Exercise instructions »
Select the lines that hold the word "resultados" and copy each one.

Exercise data »

%%

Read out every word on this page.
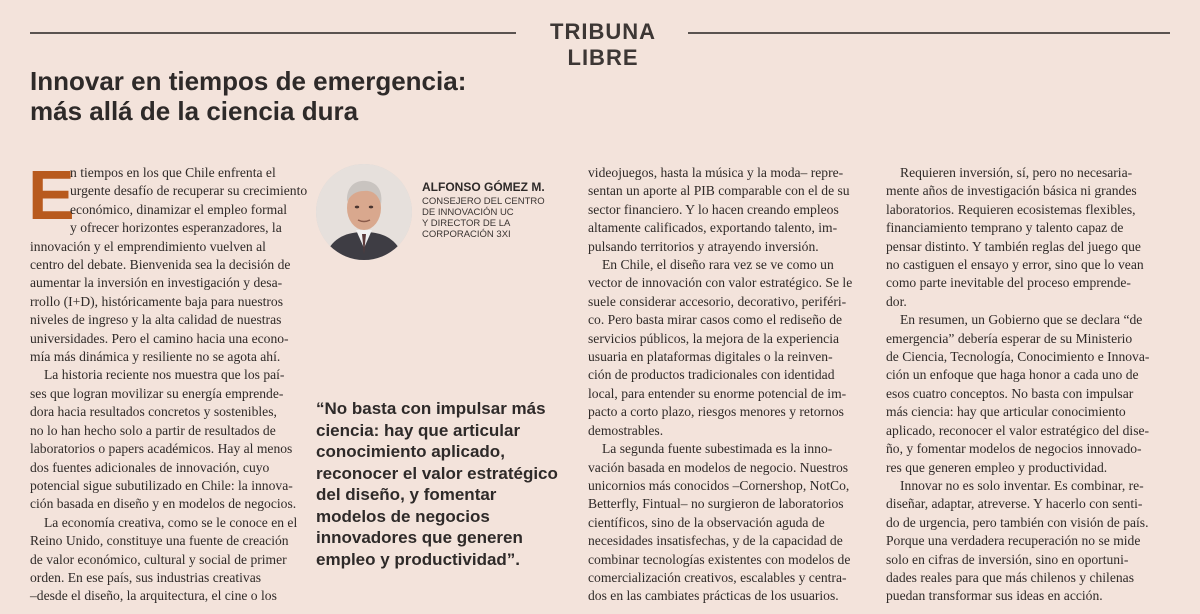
TRIBUNA LIBRE
Innovar en tiempos de emergencia:
más allá de la ciencia dura
E
n tiempos en los que Chile enfrenta el
urgente desafío de recuperar su crecimiento
económico, dinamizar el empleo formal
y ofrecer horizontes esperanzadores, la
innovación y el emprendimiento vuelven al
centro del debate. Bienvenida sea la decisión de
aumentar la inversión en investigación y desa-
rrollo (I+D), históricamente baja para nuestros
niveles de ingreso y la alta calidad de nuestras
universidades. Pero el camino hacia una econo-
mía más dinámica y resiliente no se agota ahí.
La historia reciente nos muestra que los paí-
ses que logran movilizar su energía emprende-
dora hacia resultados concretos y sostenibles,
no lo han hecho solo a partir de resultados de
laboratorios o papers académicos. Hay al menos
dos fuentes adicionales de innovación, cuyo
potencial sigue subutilizado en Chile: la innova-
ción basada en diseño y en modelos de negocios.
La economía creativa, como se le conoce en el
Reino Unido, constituye una fuente de creación
de valor económico, cultural y social de primer
orden. En ese país, sus industrias creativas
–desde el diseño, la arquitectura, el cine o los
ALFONSO GÓMEZ M.
CONSEJERO DEL CENTRO
DE INNOVACIÓN UC
Y DIRECTOR DE LA
CORPORACIÓN 3XI
“No basta con impulsar más
ciencia: hay que articular
conocimiento aplicado,
reconocer el valor estratégico
del diseño, y fomentar
modelos de negocios
innovadores que generen
empleo y productividad”.
videojuegos, hasta la música y la moda– repre-
sentan un aporte al PIB comparable con el de su
sector financiero. Y lo hacen creando empleos
altamente calificados, exportando talento, im-
pulsando territorios y atrayendo inversión.
En Chile, el diseño rara vez se ve como un
vector de innovación con valor estratégico. Se le
suele considerar accesorio, decorativo, periféri-
co. Pero basta mirar casos como el rediseño de
servicios públicos, la mejora de la experiencia
usuaria en plataformas digitales o la reinven-
ción de productos tradicionales con identidad
local, para entender su enorme potencial de im-
pacto a corto plazo, riesgos menores y retornos
demostrables.
La segunda fuente subestimada es la inno-
vación basada en modelos de negocio. Nuestros
unicornios más conocidos –Cornershop, NotCo,
Betterfly, Fintual– no surgieron de laboratorios
científicos, sino de la observación aguda de
necesidades insatisfechas, y de la capacidad de
combinar tecnologías existentes con modelos de
comercialización creativos, escalables y centra-
dos en las cambiates prácticas de los usuarios.
Requieren inversión, sí, pero no necesaria-
mente años de investigación básica ni grandes
laboratorios. Requieren ecosistemas flexibles,
financiamiento temprano y talento capaz de
pensar distinto. Y también reglas del juego que
no castiguen el ensayo y error, sino que lo vean
como parte inevitable del proceso emprende-
dor.
En resumen, un Gobierno que se declara “de
emergencia” debería esperar de su Ministerio
de Ciencia, Tecnología, Conocimiento e Innova-
ción un enfoque que haga honor a cada uno de
esos cuatro conceptos. No basta con impulsar
más ciencia: hay que articular conocimiento
aplicado, reconocer el valor estratégico del dise-
ño, y fomentar modelos de negocios innovado-
res que generen empleo y productividad.
Innovar no es solo inventar. Es combinar, re-
diseñar, adaptar, atreverse. Y hacerlo con senti-
do de urgencia, pero también con visión de país.
Porque una verdadera recuperación no se mide
solo en cifras de inversión, sino en oportuni-
dades reales para que más chilenos y chilenas
puedan transformar sus ideas en acción.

%%

Exercise answer »
dora hacia resultados concretos y sostenibles,
no lo han hecho solo a partir de resultados de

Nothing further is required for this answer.